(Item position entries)
----------------------------------------

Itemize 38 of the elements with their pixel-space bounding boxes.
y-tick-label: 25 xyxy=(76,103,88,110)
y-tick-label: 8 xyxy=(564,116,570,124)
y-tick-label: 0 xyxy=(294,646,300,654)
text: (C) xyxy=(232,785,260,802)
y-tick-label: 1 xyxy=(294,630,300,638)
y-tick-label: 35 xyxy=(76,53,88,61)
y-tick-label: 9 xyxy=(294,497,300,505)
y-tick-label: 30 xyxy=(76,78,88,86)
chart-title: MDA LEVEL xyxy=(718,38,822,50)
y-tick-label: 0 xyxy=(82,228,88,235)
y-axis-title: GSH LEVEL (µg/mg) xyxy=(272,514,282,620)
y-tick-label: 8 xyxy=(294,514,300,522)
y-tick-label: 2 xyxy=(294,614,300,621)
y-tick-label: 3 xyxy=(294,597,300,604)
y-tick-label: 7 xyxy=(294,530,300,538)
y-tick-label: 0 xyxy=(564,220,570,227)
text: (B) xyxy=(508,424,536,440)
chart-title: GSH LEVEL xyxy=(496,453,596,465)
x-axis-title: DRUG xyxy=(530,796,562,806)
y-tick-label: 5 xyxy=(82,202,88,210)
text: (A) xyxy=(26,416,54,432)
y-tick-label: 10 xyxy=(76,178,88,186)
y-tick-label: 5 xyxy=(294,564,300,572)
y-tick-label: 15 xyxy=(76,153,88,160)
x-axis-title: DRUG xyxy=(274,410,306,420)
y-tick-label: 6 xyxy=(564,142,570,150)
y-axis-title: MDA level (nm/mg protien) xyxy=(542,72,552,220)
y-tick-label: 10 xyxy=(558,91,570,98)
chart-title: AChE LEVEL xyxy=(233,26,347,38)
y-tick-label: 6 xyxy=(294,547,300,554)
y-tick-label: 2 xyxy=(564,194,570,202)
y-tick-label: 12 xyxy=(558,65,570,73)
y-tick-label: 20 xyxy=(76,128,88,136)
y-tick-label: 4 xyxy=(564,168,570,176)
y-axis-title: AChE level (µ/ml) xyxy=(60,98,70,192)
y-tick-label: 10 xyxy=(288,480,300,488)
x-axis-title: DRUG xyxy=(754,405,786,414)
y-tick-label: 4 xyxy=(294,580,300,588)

----------------------------------------

- WORK REQUIRED
Retype all of the data above line for line, without changing a single character.

- CORRECT RESULT
Itemize 38 of the elements with their pixel-space bounding boxes.
y-tick-label: 25 xyxy=(76,103,88,110)
y-tick-label: 8 xyxy=(564,116,570,124)
y-tick-label: 0 xyxy=(294,646,300,654)
text: (C) xyxy=(232,785,260,802)
y-tick-label: 1 xyxy=(294,630,300,638)
y-tick-label: 35 xyxy=(76,53,88,61)
y-tick-label: 9 xyxy=(294,497,300,505)
y-tick-label: 30 xyxy=(76,78,88,86)
chart-title: MDA LEVEL xyxy=(718,38,822,50)
y-tick-label: 0 xyxy=(82,228,88,235)
y-axis-title: GSH LEVEL (µg/mg) xyxy=(272,514,282,620)
y-tick-label: 8 xyxy=(294,514,300,522)
y-tick-label: 2 xyxy=(294,614,300,621)
y-tick-label: 3 xyxy=(294,597,300,604)
y-tick-label: 7 xyxy=(294,530,300,538)
y-tick-label: 0 xyxy=(564,220,570,227)
text: (B) xyxy=(508,424,536,440)
chart-title: GSH LEVEL xyxy=(496,453,596,465)
x-axis-title: DRUG xyxy=(530,796,562,806)
y-tick-label: 5 xyxy=(82,202,88,210)
text: (A) xyxy=(26,416,54,432)
y-tick-label: 10 xyxy=(76,178,88,186)
y-tick-label: 5 xyxy=(294,564,300,572)
y-tick-label: 15 xyxy=(76,153,88,160)
x-axis-title: DRUG xyxy=(274,410,306,420)
y-tick-label: 6 xyxy=(564,142,570,150)
y-axis-title: MDA level (nm/mg protien) xyxy=(542,72,552,220)
y-tick-label: 10 xyxy=(558,91,570,98)
chart-title: AChE LEVEL xyxy=(233,26,347,38)
y-tick-label: 6 xyxy=(294,547,300,554)
y-tick-label: 2 xyxy=(564,194,570,202)
y-tick-label: 12 xyxy=(558,65,570,73)
y-tick-label: 20 xyxy=(76,128,88,136)
y-tick-label: 4 xyxy=(564,168,570,176)
y-axis-title: AChE level (µ/ml) xyxy=(60,98,70,192)
y-tick-label: 10 xyxy=(288,480,300,488)
x-axis-title: DRUG xyxy=(754,405,786,414)
y-tick-label: 4 xyxy=(294,580,300,588)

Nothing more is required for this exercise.